**Task**
Print each of the entries exactly, leaving nothing out.

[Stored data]
□ □ □ □ □

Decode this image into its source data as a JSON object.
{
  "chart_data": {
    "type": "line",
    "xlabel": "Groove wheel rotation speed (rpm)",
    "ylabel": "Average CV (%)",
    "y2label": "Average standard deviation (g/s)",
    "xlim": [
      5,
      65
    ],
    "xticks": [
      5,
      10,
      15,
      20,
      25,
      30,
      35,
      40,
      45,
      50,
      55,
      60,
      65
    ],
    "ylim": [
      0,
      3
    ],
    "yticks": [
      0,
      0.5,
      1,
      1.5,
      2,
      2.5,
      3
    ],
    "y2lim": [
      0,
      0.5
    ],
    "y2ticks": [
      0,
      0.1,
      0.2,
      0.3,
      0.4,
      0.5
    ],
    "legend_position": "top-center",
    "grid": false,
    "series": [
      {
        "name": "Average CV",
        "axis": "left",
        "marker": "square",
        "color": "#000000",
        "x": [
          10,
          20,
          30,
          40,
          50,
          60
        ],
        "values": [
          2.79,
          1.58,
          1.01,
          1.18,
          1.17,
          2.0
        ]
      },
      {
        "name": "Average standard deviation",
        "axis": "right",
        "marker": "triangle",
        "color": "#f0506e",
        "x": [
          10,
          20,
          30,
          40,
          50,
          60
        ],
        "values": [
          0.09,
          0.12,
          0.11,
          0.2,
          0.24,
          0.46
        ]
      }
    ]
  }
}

□ □ □ □ □

**Answer for the task**
Decode this image into its source data as a JSON object.
{
  "chart_data": {
    "type": "line",
    "xlabel": "Groove wheel rotation speed (rpm)",
    "ylabel": "Average CV (%)",
    "y2label": "Average standard deviation (g/s)",
    "xlim": [
      5,
      65
    ],
    "xticks": [
      5,
      10,
      15,
      20,
      25,
      30,
      35,
      40,
      45,
      50,
      55,
      60,
      65
    ],
    "ylim": [
      0,
      3
    ],
    "yticks": [
      0,
      0.5,
      1,
      1.5,
      2,
      2.5,
      3
    ],
    "y2lim": [
      0,
      0.5
    ],
    "y2ticks": [
      0,
      0.1,
      0.2,
      0.3,
      0.4,
      0.5
    ],
    "legend_position": "top-center",
    "grid": false,
    "series": [
      {
        "name": "Average CV",
        "axis": "left",
        "marker": "square",
        "color": "#000000",
        "x": [
          10,
          20,
          30,
          40,
          50,
          60
        ],
        "values": [
          2.79,
          1.58,
          1.01,
          1.18,
          1.17,
          2.0
        ]
      },
      {
        "name": "Average standard deviation",
        "axis": "right",
        "marker": "triangle",
        "color": "#f0506e",
        "x": [
          10,
          20,
          30,
          40,
          50,
          60
        ],
        "values": [
          0.09,
          0.12,
          0.11,
          0.2,
          0.24,
          0.46
        ]
      }
    ]
  }
}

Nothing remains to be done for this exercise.